┌─ Information given
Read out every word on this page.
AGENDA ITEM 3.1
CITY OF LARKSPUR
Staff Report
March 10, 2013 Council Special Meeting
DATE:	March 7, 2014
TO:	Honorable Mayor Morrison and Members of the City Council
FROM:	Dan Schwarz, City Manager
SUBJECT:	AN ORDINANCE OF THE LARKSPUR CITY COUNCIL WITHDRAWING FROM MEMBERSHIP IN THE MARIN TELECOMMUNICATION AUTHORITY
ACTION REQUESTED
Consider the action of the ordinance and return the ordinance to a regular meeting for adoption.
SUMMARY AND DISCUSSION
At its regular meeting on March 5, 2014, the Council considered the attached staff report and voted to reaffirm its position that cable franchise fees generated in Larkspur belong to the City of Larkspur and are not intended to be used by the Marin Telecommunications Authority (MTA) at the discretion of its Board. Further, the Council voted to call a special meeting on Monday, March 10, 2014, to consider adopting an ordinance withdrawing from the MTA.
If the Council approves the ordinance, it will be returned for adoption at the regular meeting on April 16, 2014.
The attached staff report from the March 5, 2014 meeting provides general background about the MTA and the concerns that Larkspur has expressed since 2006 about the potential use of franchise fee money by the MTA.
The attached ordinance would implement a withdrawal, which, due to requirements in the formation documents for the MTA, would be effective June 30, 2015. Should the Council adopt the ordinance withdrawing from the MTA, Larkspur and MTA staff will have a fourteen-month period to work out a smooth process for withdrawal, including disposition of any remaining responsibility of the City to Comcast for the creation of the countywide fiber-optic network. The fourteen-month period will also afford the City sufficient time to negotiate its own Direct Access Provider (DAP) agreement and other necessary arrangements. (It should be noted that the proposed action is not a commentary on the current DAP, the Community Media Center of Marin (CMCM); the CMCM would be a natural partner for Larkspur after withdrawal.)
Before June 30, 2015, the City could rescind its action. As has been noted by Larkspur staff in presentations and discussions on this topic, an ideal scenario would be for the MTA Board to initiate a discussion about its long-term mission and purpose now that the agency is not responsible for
└─
=== Exercise prompt ===
Copy in full each line that holds the word "about".

=== Response ===
The attached staff report from the March 5, 2014 meeting provides general background about the MTA and the concerns that Larkspur has expressed since 2006 about the potential use of franchise fee money by the MTA.
Before June 30, 2015, the City could rescind its action. As has been noted by Larkspur staff in presentations and discussions on this topic, an ideal scenario would be for the MTA Board to initiate a discussion about its long-term mission and purpose now that the agency is not responsible for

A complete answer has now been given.